begin
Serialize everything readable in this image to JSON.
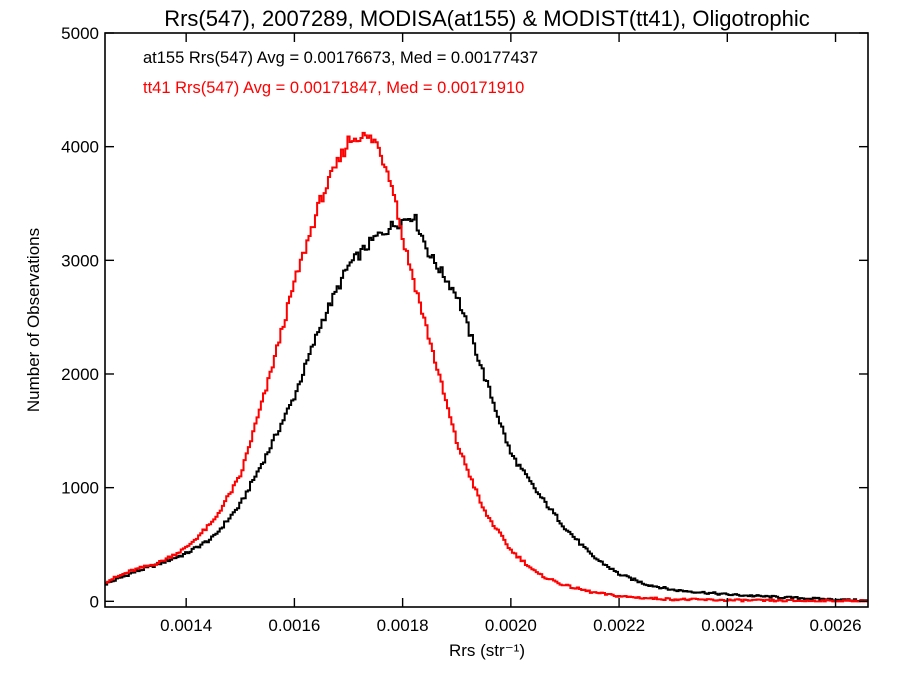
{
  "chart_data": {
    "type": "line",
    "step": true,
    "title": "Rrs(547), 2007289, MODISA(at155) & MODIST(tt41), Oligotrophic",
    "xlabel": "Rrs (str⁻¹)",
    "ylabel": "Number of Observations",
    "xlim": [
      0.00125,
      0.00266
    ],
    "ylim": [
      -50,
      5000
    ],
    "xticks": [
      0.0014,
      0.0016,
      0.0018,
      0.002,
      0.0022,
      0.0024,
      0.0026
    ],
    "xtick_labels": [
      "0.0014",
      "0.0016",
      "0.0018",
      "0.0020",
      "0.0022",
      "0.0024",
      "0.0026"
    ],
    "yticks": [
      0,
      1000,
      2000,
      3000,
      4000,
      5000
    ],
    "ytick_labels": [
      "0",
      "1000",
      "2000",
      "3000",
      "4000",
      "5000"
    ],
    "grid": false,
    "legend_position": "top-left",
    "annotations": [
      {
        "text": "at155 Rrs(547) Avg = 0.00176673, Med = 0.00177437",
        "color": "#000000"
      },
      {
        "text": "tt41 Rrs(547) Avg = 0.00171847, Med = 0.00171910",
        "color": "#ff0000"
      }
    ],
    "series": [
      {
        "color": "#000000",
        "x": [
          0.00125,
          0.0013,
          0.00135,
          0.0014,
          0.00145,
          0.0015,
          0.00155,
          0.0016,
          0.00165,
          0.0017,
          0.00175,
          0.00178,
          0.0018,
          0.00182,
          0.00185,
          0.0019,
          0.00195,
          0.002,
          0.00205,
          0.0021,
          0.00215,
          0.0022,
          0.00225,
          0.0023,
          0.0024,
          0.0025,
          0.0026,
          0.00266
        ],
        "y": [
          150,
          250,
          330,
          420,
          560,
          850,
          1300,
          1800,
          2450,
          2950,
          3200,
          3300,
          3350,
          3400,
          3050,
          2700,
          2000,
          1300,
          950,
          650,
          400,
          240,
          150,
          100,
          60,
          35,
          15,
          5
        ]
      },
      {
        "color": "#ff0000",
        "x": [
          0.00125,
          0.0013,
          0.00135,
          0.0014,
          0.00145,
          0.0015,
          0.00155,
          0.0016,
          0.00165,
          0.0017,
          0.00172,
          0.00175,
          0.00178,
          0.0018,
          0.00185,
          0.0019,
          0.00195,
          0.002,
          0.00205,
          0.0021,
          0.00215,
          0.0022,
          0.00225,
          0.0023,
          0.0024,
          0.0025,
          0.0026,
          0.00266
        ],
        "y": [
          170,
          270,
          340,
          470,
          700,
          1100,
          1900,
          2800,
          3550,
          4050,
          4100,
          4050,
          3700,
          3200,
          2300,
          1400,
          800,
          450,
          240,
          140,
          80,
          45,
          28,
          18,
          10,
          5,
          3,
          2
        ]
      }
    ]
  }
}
end
**AIM:** Return the records exactly. Don't carry the pictures over.

**THE ANSWER:**
Serialize everything readable in this image to JSON.
{
  "chart_data": {
    "type": "line",
    "step": true,
    "title": "Rrs(547), 2007289, MODISA(at155) & MODIST(tt41), Oligotrophic",
    "xlabel": "Rrs (str⁻¹)",
    "ylabel": "Number of Observations",
    "xlim": [
      0.00125,
      0.00266
    ],
    "ylim": [
      -50,
      5000
    ],
    "xticks": [
      0.0014,
      0.0016,
      0.0018,
      0.002,
      0.0022,
      0.0024,
      0.0026
    ],
    "xtick_labels": [
      "0.0014",
      "0.0016",
      "0.0018",
      "0.0020",
      "0.0022",
      "0.0024",
      "0.0026"
    ],
    "yticks": [
      0,
      1000,
      2000,
      3000,
      4000,
      5000
    ],
    "ytick_labels": [
      "0",
      "1000",
      "2000",
      "3000",
      "4000",
      "5000"
    ],
    "grid": false,
    "legend_position": "top-left",
    "annotations": [
      {
        "text": "at155 Rrs(547) Avg = 0.00176673, Med = 0.00177437",
        "color": "#000000"
      },
      {
        "text": "tt41 Rrs(547) Avg = 0.00171847, Med = 0.00171910",
        "color": "#ff0000"
      }
    ],
    "series": [
      {
        "color": "#000000",
        "x": [
          0.00125,
          0.0013,
          0.00135,
          0.0014,
          0.00145,
          0.0015,
          0.00155,
          0.0016,
          0.00165,
          0.0017,
          0.00175,
          0.00178,
          0.0018,
          0.00182,
          0.00185,
          0.0019,
          0.00195,
          0.002,
          0.00205,
          0.0021,
          0.00215,
          0.0022,
          0.00225,
          0.0023,
          0.0024,
          0.0025,
          0.0026,
          0.00266
        ],
        "y": [
          150,
          250,
          330,
          420,
          560,
          850,
          1300,
          1800,
          2450,
          2950,
          3200,
          3300,
          3350,
          3400,
          3050,
          2700,
          2000,
          1300,
          950,
          650,
          400,
          240,
          150,
          100,
          60,
          35,
          15,
          5
        ]
      },
      {
        "color": "#ff0000",
        "x": [
          0.00125,
          0.0013,
          0.00135,
          0.0014,
          0.00145,
          0.0015,
          0.00155,
          0.0016,
          0.00165,
          0.0017,
          0.00172,
          0.00175,
          0.00178,
          0.0018,
          0.00185,
          0.0019,
          0.00195,
          0.002,
          0.00205,
          0.0021,
          0.00215,
          0.0022,
          0.00225,
          0.0023,
          0.0024,
          0.0025,
          0.0026,
          0.00266
        ],
        "y": [
          170,
          270,
          340,
          470,
          700,
          1100,
          1900,
          2800,
          3550,
          4050,
          4100,
          4050,
          3700,
          3200,
          2300,
          1400,
          800,
          450,
          240,
          140,
          80,
          45,
          28,
          18,
          10,
          5,
          3,
          2
        ]
      }
    ]
  }
}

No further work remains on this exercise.